> _WHAT THE TASK ASKS_
Emit a verbatim copy of the lines running from the line with "Output the underlying" through the end of the material below.

> _SUPPLIED RECORDS_
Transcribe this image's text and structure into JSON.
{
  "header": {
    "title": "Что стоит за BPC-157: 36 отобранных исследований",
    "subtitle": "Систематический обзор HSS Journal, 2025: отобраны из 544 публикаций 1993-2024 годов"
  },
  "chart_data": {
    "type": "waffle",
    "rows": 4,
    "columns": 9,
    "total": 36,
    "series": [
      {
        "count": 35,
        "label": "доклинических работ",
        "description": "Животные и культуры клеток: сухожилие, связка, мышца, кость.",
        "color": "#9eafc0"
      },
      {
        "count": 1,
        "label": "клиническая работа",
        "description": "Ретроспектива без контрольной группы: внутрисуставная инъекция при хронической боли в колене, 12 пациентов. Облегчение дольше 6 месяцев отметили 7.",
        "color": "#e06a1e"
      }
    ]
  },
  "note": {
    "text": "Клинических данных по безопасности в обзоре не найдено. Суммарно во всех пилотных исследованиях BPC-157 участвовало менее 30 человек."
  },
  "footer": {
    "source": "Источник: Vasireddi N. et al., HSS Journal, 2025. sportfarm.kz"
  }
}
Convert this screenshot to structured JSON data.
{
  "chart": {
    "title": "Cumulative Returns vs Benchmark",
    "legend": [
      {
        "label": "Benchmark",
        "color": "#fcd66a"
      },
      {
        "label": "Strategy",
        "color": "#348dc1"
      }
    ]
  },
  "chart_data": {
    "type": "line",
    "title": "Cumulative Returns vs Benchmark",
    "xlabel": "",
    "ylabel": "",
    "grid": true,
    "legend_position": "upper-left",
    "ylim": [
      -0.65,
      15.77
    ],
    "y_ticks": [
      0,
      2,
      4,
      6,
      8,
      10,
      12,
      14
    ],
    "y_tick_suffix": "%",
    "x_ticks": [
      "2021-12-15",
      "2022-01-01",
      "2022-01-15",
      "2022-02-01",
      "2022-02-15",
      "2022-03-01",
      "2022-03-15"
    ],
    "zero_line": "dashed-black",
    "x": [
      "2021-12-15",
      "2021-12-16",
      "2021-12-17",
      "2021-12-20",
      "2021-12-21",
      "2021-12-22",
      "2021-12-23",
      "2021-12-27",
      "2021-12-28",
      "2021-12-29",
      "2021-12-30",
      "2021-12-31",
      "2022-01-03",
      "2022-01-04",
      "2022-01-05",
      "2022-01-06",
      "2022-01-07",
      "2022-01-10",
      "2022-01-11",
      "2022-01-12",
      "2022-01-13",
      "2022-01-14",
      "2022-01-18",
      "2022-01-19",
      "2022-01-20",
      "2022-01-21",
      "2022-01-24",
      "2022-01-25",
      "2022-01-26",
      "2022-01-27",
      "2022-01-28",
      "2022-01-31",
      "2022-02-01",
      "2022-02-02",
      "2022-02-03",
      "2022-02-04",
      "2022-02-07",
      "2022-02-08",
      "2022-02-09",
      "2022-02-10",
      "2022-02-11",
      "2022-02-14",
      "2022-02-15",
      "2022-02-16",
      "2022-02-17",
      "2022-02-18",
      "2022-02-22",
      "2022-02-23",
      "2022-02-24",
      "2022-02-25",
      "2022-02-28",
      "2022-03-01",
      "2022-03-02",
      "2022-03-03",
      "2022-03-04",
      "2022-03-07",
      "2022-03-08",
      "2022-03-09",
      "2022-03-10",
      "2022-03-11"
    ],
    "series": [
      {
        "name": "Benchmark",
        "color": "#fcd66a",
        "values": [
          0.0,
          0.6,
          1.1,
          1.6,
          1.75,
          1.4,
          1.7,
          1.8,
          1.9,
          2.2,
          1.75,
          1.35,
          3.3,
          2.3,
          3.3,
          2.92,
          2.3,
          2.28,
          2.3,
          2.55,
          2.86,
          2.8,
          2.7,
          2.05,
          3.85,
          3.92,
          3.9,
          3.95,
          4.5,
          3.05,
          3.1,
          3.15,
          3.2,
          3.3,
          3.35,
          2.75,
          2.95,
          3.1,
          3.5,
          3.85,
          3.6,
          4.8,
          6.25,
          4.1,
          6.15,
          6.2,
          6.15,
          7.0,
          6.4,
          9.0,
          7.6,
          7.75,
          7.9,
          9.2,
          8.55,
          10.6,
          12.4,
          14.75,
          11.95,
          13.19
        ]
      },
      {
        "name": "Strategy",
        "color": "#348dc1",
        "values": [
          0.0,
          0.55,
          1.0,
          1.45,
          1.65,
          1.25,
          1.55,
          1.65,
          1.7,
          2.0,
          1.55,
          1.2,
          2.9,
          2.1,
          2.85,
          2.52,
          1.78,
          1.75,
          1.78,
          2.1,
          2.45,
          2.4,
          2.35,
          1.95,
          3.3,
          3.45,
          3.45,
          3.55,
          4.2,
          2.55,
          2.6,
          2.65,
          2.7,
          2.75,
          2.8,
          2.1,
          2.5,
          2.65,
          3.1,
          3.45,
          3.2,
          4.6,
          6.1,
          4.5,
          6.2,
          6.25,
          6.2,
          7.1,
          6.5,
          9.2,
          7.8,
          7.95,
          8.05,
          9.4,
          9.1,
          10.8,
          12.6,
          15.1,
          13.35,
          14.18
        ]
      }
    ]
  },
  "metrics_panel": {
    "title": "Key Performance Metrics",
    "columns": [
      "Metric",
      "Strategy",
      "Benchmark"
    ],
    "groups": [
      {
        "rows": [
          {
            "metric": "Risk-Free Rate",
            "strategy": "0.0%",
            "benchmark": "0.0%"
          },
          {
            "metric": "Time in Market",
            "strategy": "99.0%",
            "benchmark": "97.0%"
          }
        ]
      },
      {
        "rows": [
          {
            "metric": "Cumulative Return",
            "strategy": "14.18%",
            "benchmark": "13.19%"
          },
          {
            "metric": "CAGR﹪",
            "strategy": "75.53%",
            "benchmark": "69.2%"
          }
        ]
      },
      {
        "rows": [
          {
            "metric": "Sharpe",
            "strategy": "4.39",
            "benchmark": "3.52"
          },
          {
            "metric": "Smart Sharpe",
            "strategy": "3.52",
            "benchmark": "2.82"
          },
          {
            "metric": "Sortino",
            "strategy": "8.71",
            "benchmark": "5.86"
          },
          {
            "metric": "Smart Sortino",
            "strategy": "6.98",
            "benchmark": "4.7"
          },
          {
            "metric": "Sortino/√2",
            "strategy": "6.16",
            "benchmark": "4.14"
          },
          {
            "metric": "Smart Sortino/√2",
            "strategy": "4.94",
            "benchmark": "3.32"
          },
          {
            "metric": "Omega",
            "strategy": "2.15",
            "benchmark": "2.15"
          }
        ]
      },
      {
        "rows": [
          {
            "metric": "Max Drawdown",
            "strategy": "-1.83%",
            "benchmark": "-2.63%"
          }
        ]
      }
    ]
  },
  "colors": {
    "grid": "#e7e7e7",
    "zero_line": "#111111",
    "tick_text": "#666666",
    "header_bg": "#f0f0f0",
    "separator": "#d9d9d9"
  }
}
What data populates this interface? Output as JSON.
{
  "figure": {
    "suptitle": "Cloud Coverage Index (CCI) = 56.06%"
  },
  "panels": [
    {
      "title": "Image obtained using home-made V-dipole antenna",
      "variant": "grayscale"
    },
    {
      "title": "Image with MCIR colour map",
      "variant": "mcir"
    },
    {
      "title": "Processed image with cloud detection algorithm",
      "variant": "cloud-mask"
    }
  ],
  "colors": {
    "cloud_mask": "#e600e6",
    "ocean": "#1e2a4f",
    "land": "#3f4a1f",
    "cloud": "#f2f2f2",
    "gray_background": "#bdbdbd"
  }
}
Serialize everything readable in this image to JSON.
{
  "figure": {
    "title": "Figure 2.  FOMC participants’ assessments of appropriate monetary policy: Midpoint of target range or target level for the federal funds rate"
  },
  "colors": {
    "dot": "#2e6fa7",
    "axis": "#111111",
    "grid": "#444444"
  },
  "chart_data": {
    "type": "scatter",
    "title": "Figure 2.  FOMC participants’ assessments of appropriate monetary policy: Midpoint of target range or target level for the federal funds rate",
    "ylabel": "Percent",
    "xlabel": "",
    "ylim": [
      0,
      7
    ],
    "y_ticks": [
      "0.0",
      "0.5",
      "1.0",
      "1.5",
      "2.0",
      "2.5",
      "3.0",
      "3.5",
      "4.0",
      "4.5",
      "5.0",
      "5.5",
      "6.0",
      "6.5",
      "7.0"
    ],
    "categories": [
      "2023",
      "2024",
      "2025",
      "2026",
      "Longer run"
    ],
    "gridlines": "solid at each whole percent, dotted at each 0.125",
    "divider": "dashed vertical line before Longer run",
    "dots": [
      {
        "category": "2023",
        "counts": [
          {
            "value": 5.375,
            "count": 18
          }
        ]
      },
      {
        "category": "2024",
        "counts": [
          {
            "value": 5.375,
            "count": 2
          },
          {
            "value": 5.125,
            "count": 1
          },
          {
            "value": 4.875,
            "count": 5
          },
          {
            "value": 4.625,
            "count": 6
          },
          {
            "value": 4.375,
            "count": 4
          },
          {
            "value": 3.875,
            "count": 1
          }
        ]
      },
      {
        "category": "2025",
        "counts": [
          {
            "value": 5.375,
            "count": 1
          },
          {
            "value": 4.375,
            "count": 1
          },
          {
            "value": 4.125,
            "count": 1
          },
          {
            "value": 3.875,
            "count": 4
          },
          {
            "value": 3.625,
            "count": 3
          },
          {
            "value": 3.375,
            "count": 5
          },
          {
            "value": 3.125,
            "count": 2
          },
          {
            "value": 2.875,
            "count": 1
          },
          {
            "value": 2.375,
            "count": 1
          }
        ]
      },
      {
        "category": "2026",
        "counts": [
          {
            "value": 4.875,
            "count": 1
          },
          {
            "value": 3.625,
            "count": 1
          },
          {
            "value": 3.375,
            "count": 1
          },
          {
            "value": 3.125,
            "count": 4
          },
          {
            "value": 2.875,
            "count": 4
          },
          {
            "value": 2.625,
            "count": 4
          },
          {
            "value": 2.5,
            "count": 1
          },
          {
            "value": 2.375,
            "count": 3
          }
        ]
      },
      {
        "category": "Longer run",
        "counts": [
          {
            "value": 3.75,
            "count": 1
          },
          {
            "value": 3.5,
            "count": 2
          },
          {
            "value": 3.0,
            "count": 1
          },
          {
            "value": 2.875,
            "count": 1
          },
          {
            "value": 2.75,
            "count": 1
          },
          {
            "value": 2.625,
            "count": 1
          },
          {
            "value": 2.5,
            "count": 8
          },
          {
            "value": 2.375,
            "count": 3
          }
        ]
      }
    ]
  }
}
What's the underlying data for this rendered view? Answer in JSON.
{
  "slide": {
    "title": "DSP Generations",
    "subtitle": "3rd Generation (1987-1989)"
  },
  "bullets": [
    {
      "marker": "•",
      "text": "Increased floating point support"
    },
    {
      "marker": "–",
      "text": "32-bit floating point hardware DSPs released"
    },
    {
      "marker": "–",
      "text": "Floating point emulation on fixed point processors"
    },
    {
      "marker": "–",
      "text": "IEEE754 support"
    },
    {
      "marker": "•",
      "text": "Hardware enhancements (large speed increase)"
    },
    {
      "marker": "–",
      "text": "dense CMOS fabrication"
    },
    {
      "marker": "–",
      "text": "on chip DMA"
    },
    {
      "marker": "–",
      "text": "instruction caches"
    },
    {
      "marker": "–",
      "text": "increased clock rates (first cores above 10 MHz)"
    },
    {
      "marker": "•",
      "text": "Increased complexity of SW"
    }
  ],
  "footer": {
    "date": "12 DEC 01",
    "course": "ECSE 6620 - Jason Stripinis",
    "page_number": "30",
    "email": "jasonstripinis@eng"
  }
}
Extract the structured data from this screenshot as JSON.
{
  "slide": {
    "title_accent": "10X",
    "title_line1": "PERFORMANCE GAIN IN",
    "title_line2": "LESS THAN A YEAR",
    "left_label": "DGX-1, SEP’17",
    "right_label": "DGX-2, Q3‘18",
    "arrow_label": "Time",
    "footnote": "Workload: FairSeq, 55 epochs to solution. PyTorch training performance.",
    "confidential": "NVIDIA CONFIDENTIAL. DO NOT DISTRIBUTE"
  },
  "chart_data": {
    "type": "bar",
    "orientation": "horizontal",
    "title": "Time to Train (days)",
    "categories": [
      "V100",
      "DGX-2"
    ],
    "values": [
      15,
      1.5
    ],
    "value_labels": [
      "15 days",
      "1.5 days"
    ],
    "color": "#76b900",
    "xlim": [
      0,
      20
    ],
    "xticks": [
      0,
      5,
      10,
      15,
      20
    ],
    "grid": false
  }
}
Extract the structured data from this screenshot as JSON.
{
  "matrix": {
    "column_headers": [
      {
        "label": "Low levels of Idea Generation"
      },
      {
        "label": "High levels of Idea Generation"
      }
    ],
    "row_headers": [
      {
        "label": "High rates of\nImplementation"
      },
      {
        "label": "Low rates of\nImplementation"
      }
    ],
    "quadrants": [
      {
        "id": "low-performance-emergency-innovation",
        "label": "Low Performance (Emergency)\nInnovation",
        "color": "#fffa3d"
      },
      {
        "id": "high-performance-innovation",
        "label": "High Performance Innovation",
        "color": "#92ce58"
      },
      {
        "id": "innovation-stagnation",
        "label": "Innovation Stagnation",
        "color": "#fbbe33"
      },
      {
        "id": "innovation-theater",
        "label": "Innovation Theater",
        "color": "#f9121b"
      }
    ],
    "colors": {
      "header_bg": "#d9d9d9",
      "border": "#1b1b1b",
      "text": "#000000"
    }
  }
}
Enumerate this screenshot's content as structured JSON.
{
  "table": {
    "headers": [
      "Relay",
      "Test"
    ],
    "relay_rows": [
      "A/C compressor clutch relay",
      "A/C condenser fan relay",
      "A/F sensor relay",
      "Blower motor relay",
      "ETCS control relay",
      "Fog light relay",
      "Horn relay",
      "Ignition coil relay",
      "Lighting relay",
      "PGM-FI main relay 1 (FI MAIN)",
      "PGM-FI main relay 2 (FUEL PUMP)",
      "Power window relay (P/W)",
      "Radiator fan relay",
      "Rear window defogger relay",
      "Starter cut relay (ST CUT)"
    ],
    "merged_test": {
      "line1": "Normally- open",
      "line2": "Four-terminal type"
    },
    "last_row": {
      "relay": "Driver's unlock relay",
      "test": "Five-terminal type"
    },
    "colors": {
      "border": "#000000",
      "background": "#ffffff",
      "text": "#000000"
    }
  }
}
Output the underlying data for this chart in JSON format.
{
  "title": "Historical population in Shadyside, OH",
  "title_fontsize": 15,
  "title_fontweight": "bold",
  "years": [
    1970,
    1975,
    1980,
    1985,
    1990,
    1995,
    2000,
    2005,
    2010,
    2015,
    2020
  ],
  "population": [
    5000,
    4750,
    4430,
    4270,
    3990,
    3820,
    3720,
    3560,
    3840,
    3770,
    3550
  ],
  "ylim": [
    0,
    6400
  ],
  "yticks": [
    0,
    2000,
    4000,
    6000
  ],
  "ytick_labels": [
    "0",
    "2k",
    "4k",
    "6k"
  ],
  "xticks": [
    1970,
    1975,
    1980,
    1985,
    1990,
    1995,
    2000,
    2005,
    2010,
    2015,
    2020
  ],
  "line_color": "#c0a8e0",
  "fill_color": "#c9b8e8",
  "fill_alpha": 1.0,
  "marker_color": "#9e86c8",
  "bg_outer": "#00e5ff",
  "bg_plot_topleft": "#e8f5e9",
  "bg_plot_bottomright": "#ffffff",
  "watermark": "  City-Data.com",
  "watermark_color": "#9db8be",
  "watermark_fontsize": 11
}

> _RESULT BELOW_
Output the underlying data for this chart in JSON format.
{
  "title": "Historical population in Shadyside, OH",
  "title_fontsize": 15,
  "title_fontweight": "bold",
  "years": [
    1970,
    1975,
    1980,
    1985,
    1990,
    1995,
    2000,
    2005,
    2010,
    2015,
    2020
  ],
  "population": [
    5000,
    4750,
    4430,
    4270,
    3990,
    3820,
    3720,
    3560,
    3840,
    3770,
    3550
  ],
  "ylim": [
    0,
    6400
  ],
  "yticks": [
    0,
    2000,
    4000,
    6000
  ],
  "ytick_labels": [
    "0",
    "2k",
    "4k",
    "6k"
  ],
  "xticks": [
    1970,
    1975,
    1980,
    1985,
    1990,
    1995,
    2000,
    2005,
    2010,
    2015,
    2020
  ],
  "line_color": "#c0a8e0",
  "fill_color": "#c9b8e8",
  "fill_alpha": 1.0,
  "marker_color": "#9e86c8",
  "bg_outer": "#00e5ff",
  "bg_plot_topleft": "#e8f5e9",
  "bg_plot_bottomright": "#ffffff",
  "watermark": "  City-Data.com",
  "watermark_color": "#9db8be",
  "watermark_fontsize": 11
}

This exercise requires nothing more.